* Task requirements: Transcribe each of the records below exactly, excluding all pictures.

Dataset records on visual material

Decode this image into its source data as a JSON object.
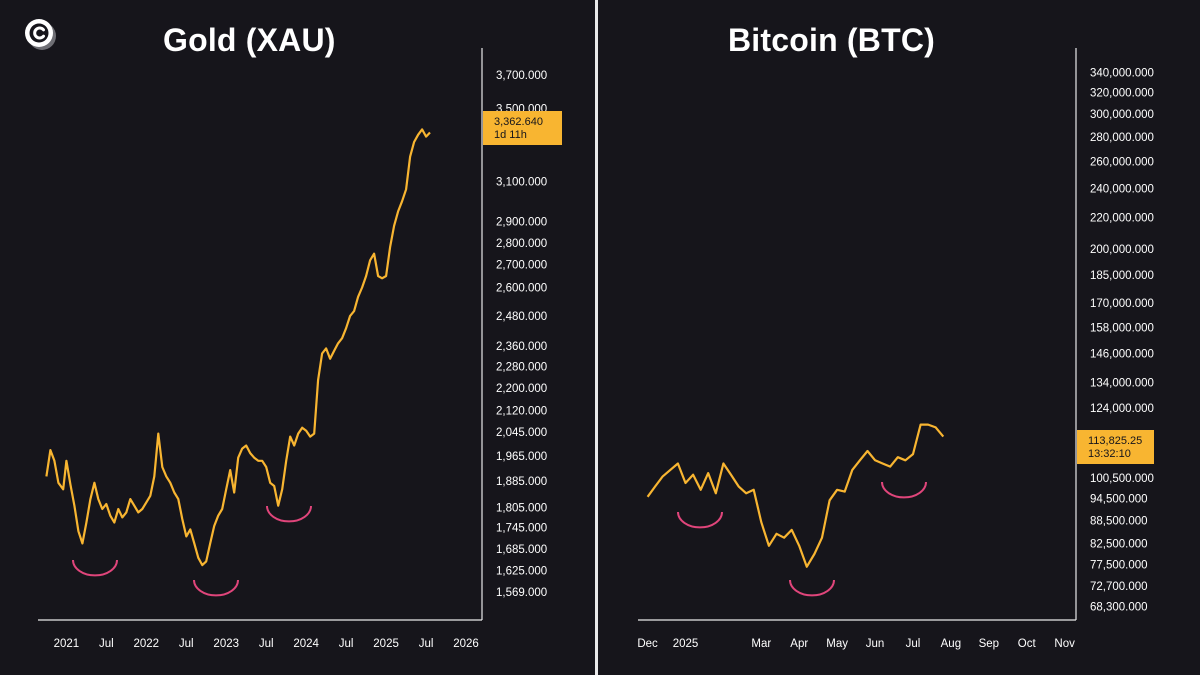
{
  "colors": {
    "background": "#16151b",
    "line": "#f8b531",
    "badge": "#f8b531",
    "smile": "#e0457b",
    "axis": "#e9e9ea",
    "text": "#ffffff"
  },
  "logo": {
    "icon": "copyright-c-logo-icon"
  },
  "chart_data": [
    {
      "type": "line",
      "title": "Gold (XAU)",
      "scale": "log",
      "xlabel": "",
      "ylabel": "",
      "x_ticks": [
        "2021",
        "Jul",
        "2022",
        "Jul",
        "2023",
        "Jul",
        "2024",
        "Jul",
        "2025",
        "Jul",
        "2026"
      ],
      "y_ticks": [
        "3,700.000",
        "3,500.000",
        "3,100.000",
        "2,900.000",
        "2,800.000",
        "2,700.000",
        "2,600.000",
        "2,480.000",
        "2,360.000",
        "2,280.000",
        "2,200.000",
        "2,120.000",
        "2,045.000",
        "1,965.000",
        "1,885.000",
        "1,805.000",
        "1,745.000",
        "1,685.000",
        "1,625.000",
        "1,569.000"
      ],
      "y_tick_values": [
        3700,
        3500,
        3100,
        2900,
        2800,
        2700,
        2600,
        2480,
        2360,
        2280,
        2200,
        2120,
        2045,
        1965,
        1885,
        1805,
        1745,
        1685,
        1625,
        1569
      ],
      "x_tick_values": [
        2021.0,
        2021.5,
        2022.0,
        2022.5,
        2023.0,
        2023.5,
        2024.0,
        2024.5,
        2025.0,
        2025.5,
        2026.0
      ],
      "xlim": [
        2020.67,
        2026.2
      ],
      "ylim": [
        1540,
        3780
      ],
      "last_price_label": {
        "price": "3,362.640",
        "countdown": "1d  11h"
      },
      "series": [
        {
          "x": [
            2020.75,
            2020.8,
            2020.85,
            2020.9,
            2020.96,
            2021.0,
            2021.05,
            2021.1,
            2021.15,
            2021.2,
            2021.25,
            2021.3,
            2021.35,
            2021.4,
            2021.45,
            2021.5,
            2021.55,
            2021.6,
            2021.65,
            2021.7,
            2021.75,
            2021.8,
            2021.85,
            2021.9,
            2021.95,
            2022.0,
            2022.05,
            2022.1,
            2022.15,
            2022.2,
            2022.25,
            2022.3,
            2022.35,
            2022.4,
            2022.45,
            2022.5,
            2022.55,
            2022.6,
            2022.65,
            2022.7,
            2022.75,
            2022.8,
            2022.85,
            2022.9,
            2022.95,
            2023.0,
            2023.05,
            2023.1,
            2023.15,
            2023.2,
            2023.25,
            2023.3,
            2023.35,
            2023.4,
            2023.45,
            2023.5,
            2023.55,
            2023.6,
            2023.65,
            2023.7,
            2023.75,
            2023.8,
            2023.85,
            2023.9,
            2023.95,
            2024.0,
            2024.05,
            2024.1,
            2024.15,
            2024.2,
            2024.25,
            2024.3,
            2024.35,
            2024.4,
            2024.45,
            2024.5,
            2024.55,
            2024.6,
            2024.65,
            2024.7,
            2024.75,
            2024.8,
            2024.85,
            2024.9,
            2024.95,
            2025.0,
            2025.05,
            2025.1,
            2025.15,
            2025.2,
            2025.25,
            2025.3,
            2025.35,
            2025.4,
            2025.45,
            2025.5,
            2025.55
          ],
          "y": [
            1900,
            1985,
            1950,
            1880,
            1860,
            1950,
            1875,
            1810,
            1735,
            1700,
            1760,
            1830,
            1880,
            1830,
            1800,
            1815,
            1780,
            1760,
            1800,
            1775,
            1790,
            1830,
            1810,
            1790,
            1800,
            1820,
            1840,
            1900,
            2040,
            1930,
            1900,
            1880,
            1850,
            1830,
            1770,
            1720,
            1740,
            1700,
            1660,
            1640,
            1650,
            1700,
            1750,
            1780,
            1800,
            1860,
            1920,
            1850,
            1960,
            1990,
            2000,
            1975,
            1960,
            1950,
            1950,
            1930,
            1880,
            1870,
            1810,
            1860,
            1950,
            2030,
            2000,
            2040,
            2060,
            2050,
            2030,
            2040,
            2230,
            2330,
            2350,
            2310,
            2340,
            2370,
            2390,
            2430,
            2480,
            2500,
            2560,
            2600,
            2650,
            2720,
            2750,
            2650,
            2640,
            2650,
            2780,
            2880,
            2950,
            3000,
            3060,
            3230,
            3310,
            3350,
            3380,
            3340,
            3362.64
          ]
        }
      ],
      "annotations": [
        "smile-1",
        "smile-2",
        "smile-3"
      ]
    },
    {
      "type": "line",
      "title": "Bitcoin (BTC)",
      "scale": "log",
      "xlabel": "",
      "ylabel": "",
      "x_ticks": [
        "Dec",
        "2025",
        "Mar",
        "Apr",
        "May",
        "Jun",
        "Jul",
        "Aug",
        "Sep",
        "Oct",
        "Nov"
      ],
      "x_tick_values": [
        0.0,
        1.0,
        3.0,
        4.0,
        5.0,
        6.0,
        7.0,
        8.0,
        9.0,
        10.0,
        11.0
      ],
      "y_ticks": [
        "340,000.000",
        "320,000.000",
        "300,000.000",
        "280,000.000",
        "260,000.000",
        "240,000.000",
        "220,000.000",
        "200,000.000",
        "185,000.000",
        "170,000.000",
        "158,000.000",
        "146,000.000",
        "134,000.000",
        "124,000.000",
        "113,700.000",
        "100,500.000",
        "94,500.000",
        "88,500.000",
        "82,500.000",
        "77,500.000",
        "72,700.000",
        "68,300.000"
      ],
      "y_tick_values": [
        340000,
        320000,
        300000,
        280000,
        260000,
        240000,
        220000,
        200000,
        185000,
        170000,
        158000,
        146000,
        134000,
        124000,
        113700,
        100500,
        94500,
        88500,
        82500,
        77500,
        72700,
        68300
      ],
      "xlim": [
        -0.2,
        11.3
      ],
      "ylim": [
        66000,
        355000
      ],
      "last_price_label": {
        "price": "113,825.25",
        "countdown": "13:32:10"
      },
      "series": [
        {
          "x": [
            0.0,
            0.2,
            0.4,
            0.6,
            0.8,
            1.0,
            1.2,
            1.4,
            1.6,
            1.8,
            2.0,
            2.2,
            2.4,
            2.6,
            2.8,
            3.0,
            3.2,
            3.4,
            3.6,
            3.8,
            4.0,
            4.2,
            4.4,
            4.6,
            4.8,
            5.0,
            5.2,
            5.4,
            5.6,
            5.8,
            6.0,
            6.2,
            6.4,
            6.6,
            6.8,
            7.0,
            7.2,
            7.4,
            7.6,
            7.8
          ],
          "y": [
            95000,
            98000,
            101000,
            103000,
            105000,
            99000,
            101500,
            97000,
            102000,
            96000,
            105000,
            101500,
            98000,
            96000,
            97000,
            88000,
            82000,
            85000,
            84000,
            86000,
            82000,
            77000,
            80000,
            84000,
            94000,
            97000,
            96500,
            103000,
            106000,
            109000,
            106000,
            105000,
            104000,
            107000,
            106000,
            108000,
            118000,
            118000,
            117000,
            113825.25
          ]
        }
      ],
      "annotations": [
        "smile-1",
        "smile-2",
        "smile-3"
      ]
    }
  ]
}
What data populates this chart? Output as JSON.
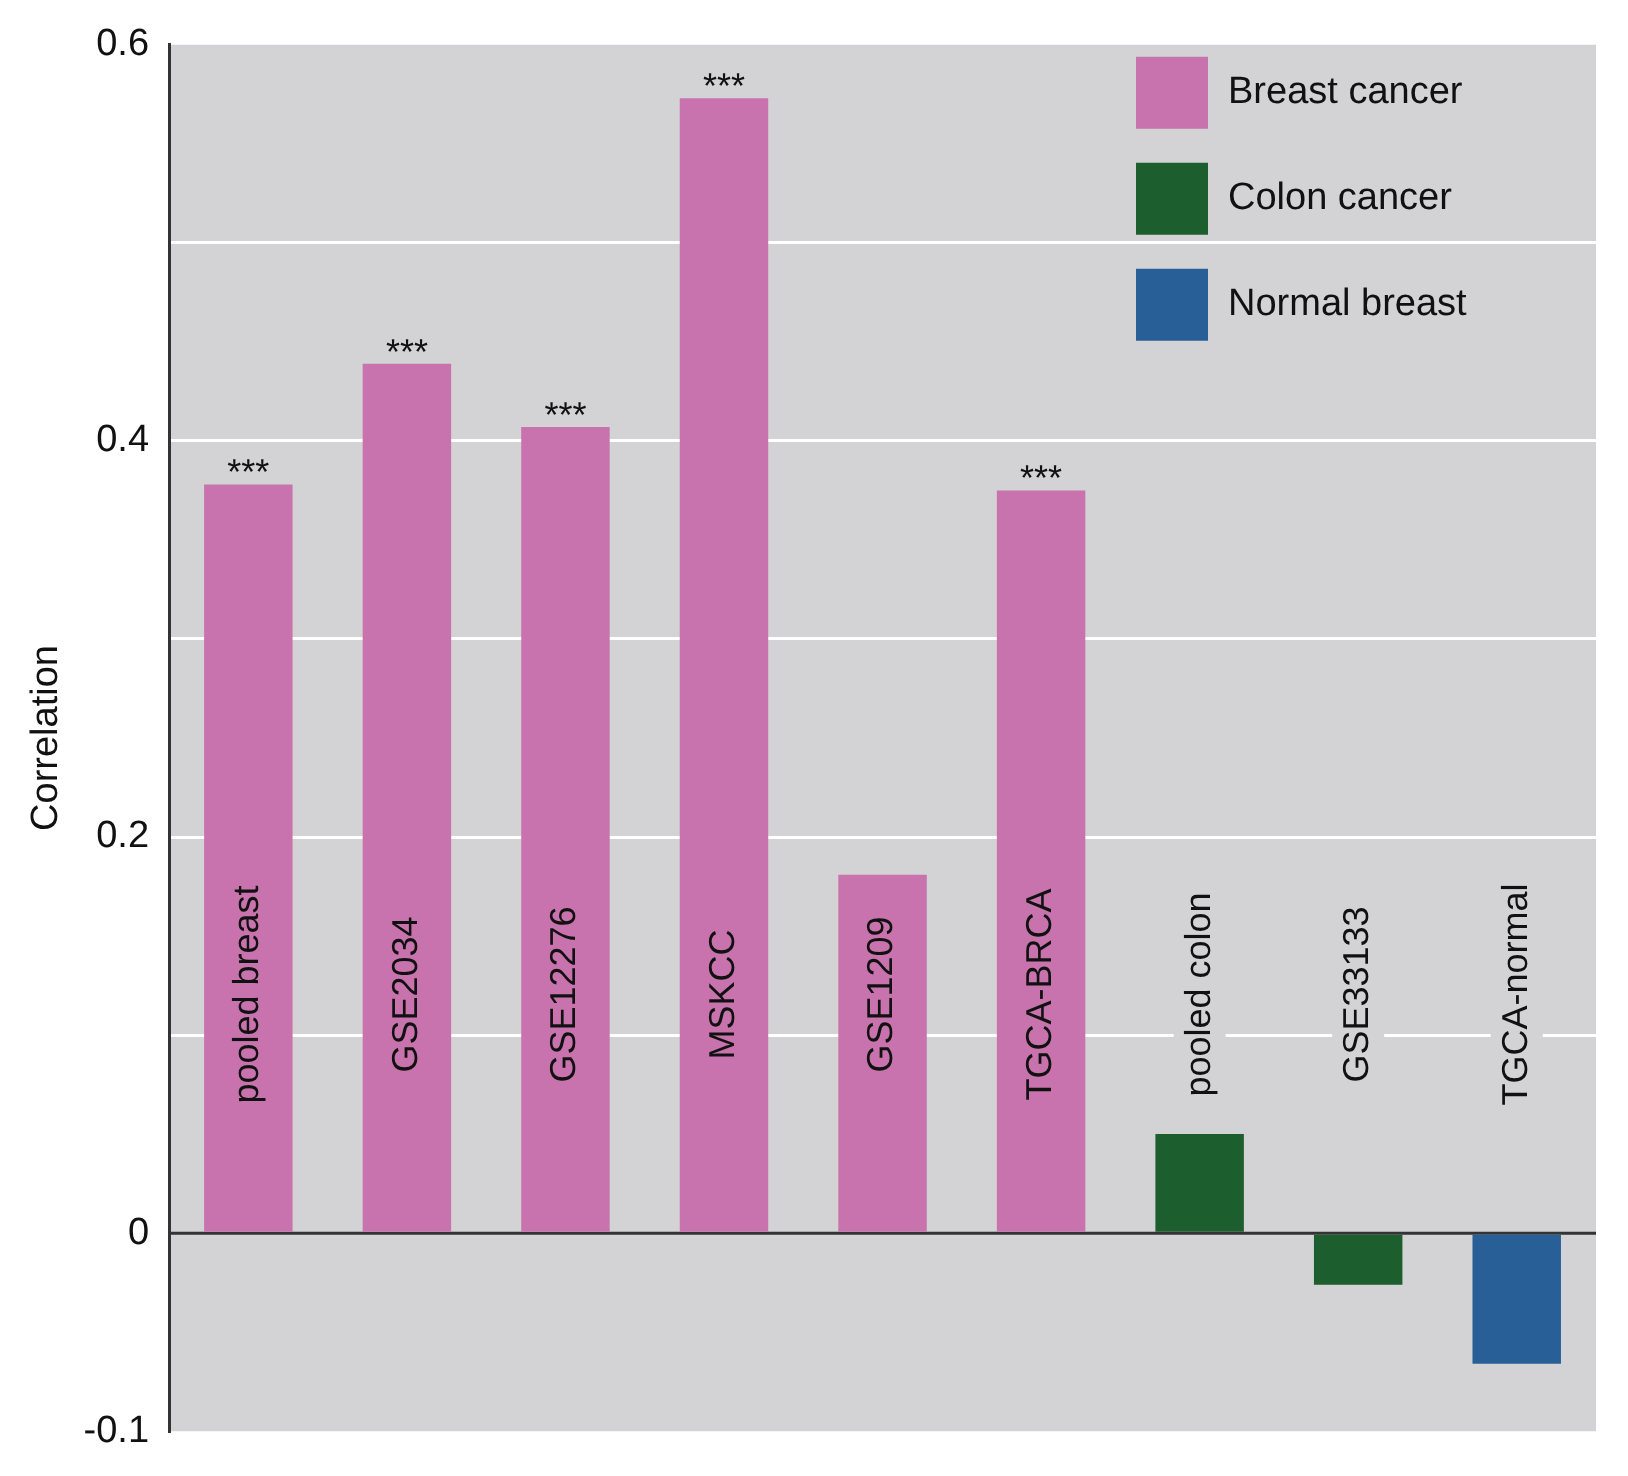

* Exercise answer:
Decode this image into its source data as a JSON object.
{
  "colors": {
    "background": "#16151b",
    "line": "#f8b531",
    "badge": "#f8b531",
    "smile": "#e0457b",
    "axis": "#e9e9ea",
    "text": "#ffffff"
  },
  "logo": {
    "icon": "copyright-c-logo-icon"
  },
  "chart_data": [
    {
      "type": "line",
      "title": "Gold (XAU)",
      "scale": "log",
      "xlabel": "",
      "ylabel": "",
      "x_ticks": [
        "2021",
        "Jul",
        "2022",
        "Jul",
        "2023",
        "Jul",
        "2024",
        "Jul",
        "2025",
        "Jul",
        "2026"
      ],
      "y_ticks": [
        "3,700.000",
        "3,500.000",
        "3,100.000",
        "2,900.000",
        "2,800.000",
        "2,700.000",
        "2,600.000",
        "2,480.000",
        "2,360.000",
        "2,280.000",
        "2,200.000",
        "2,120.000",
        "2,045.000",
        "1,965.000",
        "1,885.000",
        "1,805.000",
        "1,745.000",
        "1,685.000",
        "1,625.000",
        "1,569.000"
      ],
      "y_tick_values": [
        3700,
        3500,
        3100,
        2900,
        2800,
        2700,
        2600,
        2480,
        2360,
        2280,
        2200,
        2120,
        2045,
        1965,
        1885,
        1805,
        1745,
        1685,
        1625,
        1569
      ],
      "x_tick_values": [
        2021.0,
        2021.5,
        2022.0,
        2022.5,
        2023.0,
        2023.5,
        2024.0,
        2024.5,
        2025.0,
        2025.5,
        2026.0
      ],
      "xlim": [
        2020.67,
        2026.2
      ],
      "ylim": [
        1540,
        3780
      ],
      "last_price_label": {
        "price": "3,362.640",
        "countdown": "1d  11h"
      },
      "series": [
        {
          "x": [
            2020.75,
            2020.8,
            2020.85,
            2020.9,
            2020.96,
            2021.0,
            2021.05,
            2021.1,
            2021.15,
            2021.2,
            2021.25,
            2021.3,
            2021.35,
            2021.4,
            2021.45,
            2021.5,
            2021.55,
            2021.6,
            2021.65,
            2021.7,
            2021.75,
            2021.8,
            2021.85,
            2021.9,
            2021.95,
            2022.0,
            2022.05,
            2022.1,
            2022.15,
            2022.2,
            2022.25,
            2022.3,
            2022.35,
            2022.4,
            2022.45,
            2022.5,
            2022.55,
            2022.6,
            2022.65,
            2022.7,
            2022.75,
            2022.8,
            2022.85,
            2022.9,
            2022.95,
            2023.0,
            2023.05,
            2023.1,
            2023.15,
            2023.2,
            2023.25,
            2023.3,
            2023.35,
            2023.4,
            2023.45,
            2023.5,
            2023.55,
            2023.6,
            2023.65,
            2023.7,
            2023.75,
            2023.8,
            2023.85,
            2023.9,
            2023.95,
            2024.0,
            2024.05,
            2024.1,
            2024.15,
            2024.2,
            2024.25,
            2024.3,
            2024.35,
            2024.4,
            2024.45,
            2024.5,
            2024.55,
            2024.6,
            2024.65,
            2024.7,
            2024.75,
            2024.8,
            2024.85,
            2024.9,
            2024.95,
            2025.0,
            2025.05,
            2025.1,
            2025.15,
            2025.2,
            2025.25,
            2025.3,
            2025.35,
            2025.4,
            2025.45,
            2025.5,
            2025.55
          ],
          "y": [
            1900,
            1985,
            1950,
            1880,
            1860,
            1950,
            1875,
            1810,
            1735,
            1700,
            1760,
            1830,
            1880,
            1830,
            1800,
            1815,
            1780,
            1760,
            1800,
            1775,
            1790,
            1830,
            1810,
            1790,
            1800,
            1820,
            1840,
            1900,
            2040,
            1930,
            1900,
            1880,
            1850,
            1830,
            1770,
            1720,
            1740,
            1700,
            1660,
            1640,
            1650,
            1700,
            1750,
            1780,
            1800,
            1860,
            1920,
            1850,
            1960,
            1990,
            2000,
            1975,
            1960,
            1950,
            1950,
            1930,
            1880,
            1870,
            1810,
            1860,
            1950,
            2030,
            2000,
            2040,
            2060,
            2050,
            2030,
            2040,
            2230,
            2330,
            2350,
            2310,
            2340,
            2370,
            2390,
            2430,
            2480,
            2500,
            2560,
            2600,
            2650,
            2720,
            2750,
            2650,
            2640,
            2650,
            2780,
            2880,
            2950,
            3000,
            3060,
            3230,
            3310,
            3350,
            3380,
            3340,
            3362.64
          ]
        }
      ],
      "annotations": [
        "smile-1",
        "smile-2",
        "smile-3"
      ]
    },
    {
      "type": "line",
      "title": "Bitcoin (BTC)",
      "scale": "log",
      "xlabel": "",
      "ylabel": "",
      "x_ticks": [
        "Dec",
        "2025",
        "Mar",
        "Apr",
        "May",
        "Jun",
        "Jul",
        "Aug",
        "Sep",
        "Oct",
        "Nov"
      ],
      "x_tick_values": [
        0.0,
        1.0,
        3.0,
        4.0,
        5.0,
        6.0,
        7.0,
        8.0,
        9.0,
        10.0,
        11.0
      ],
      "y_ticks": [
        "340,000.000",
        "320,000.000",
        "300,000.000",
        "280,000.000",
        "260,000.000",
        "240,000.000",
        "220,000.000",
        "200,000.000",
        "185,000.000",
        "170,000.000",
        "158,000.000",
        "146,000.000",
        "134,000.000",
        "124,000.000",
        "113,700.000",
        "100,500.000",
        "94,500.000",
        "88,500.000",
        "82,500.000",
        "77,500.000",
        "72,700.000",
        "68,300.000"
      ],
      "y_tick_values": [
        340000,
        320000,
        300000,
        280000,
        260000,
        240000,
        220000,
        200000,
        185000,
        170000,
        158000,
        146000,
        134000,
        124000,
        113700,
        100500,
        94500,
        88500,
        82500,
        77500,
        72700,
        68300
      ],
      "xlim": [
        -0.2,
        11.3
      ],
      "ylim": [
        66000,
        355000
      ],
      "last_price_label": {
        "price": "113,825.25",
        "countdown": "13:32:10"
      },
      "series": [
        {
          "x": [
            0.0,
            0.2,
            0.4,
            0.6,
            0.8,
            1.0,
            1.2,
            1.4,
            1.6,
            1.8,
            2.0,
            2.2,
            2.4,
            2.6,
            2.8,
            3.0,
            3.2,
            3.4,
            3.6,
            3.8,
            4.0,
            4.2,
            4.4,
            4.6,
            4.8,
            5.0,
            5.2,
            5.4,
            5.6,
            5.8,
            6.0,
            6.2,
            6.4,
            6.6,
            6.8,
            7.0,
            7.2,
            7.4,
            7.6,
            7.8
          ],
          "y": [
            95000,
            98000,
            101000,
            103000,
            105000,
            99000,
            101500,
            97000,
            102000,
            96000,
            105000,
            101500,
            98000,
            96000,
            97000,
            88000,
            82000,
            85000,
            84000,
            86000,
            82000,
            77000,
            80000,
            84000,
            94000,
            97000,
            96500,
            103000,
            106000,
            109000,
            106000,
            105000,
            104000,
            107000,
            106000,
            108000,
            118000,
            118000,
            117000,
            113825.25
          ]
        }
      ],
      "annotations": [
        "smile-1",
        "smile-2",
        "smile-3"
      ]
    }
  ]
}
What data populates this chart? Output as JSON.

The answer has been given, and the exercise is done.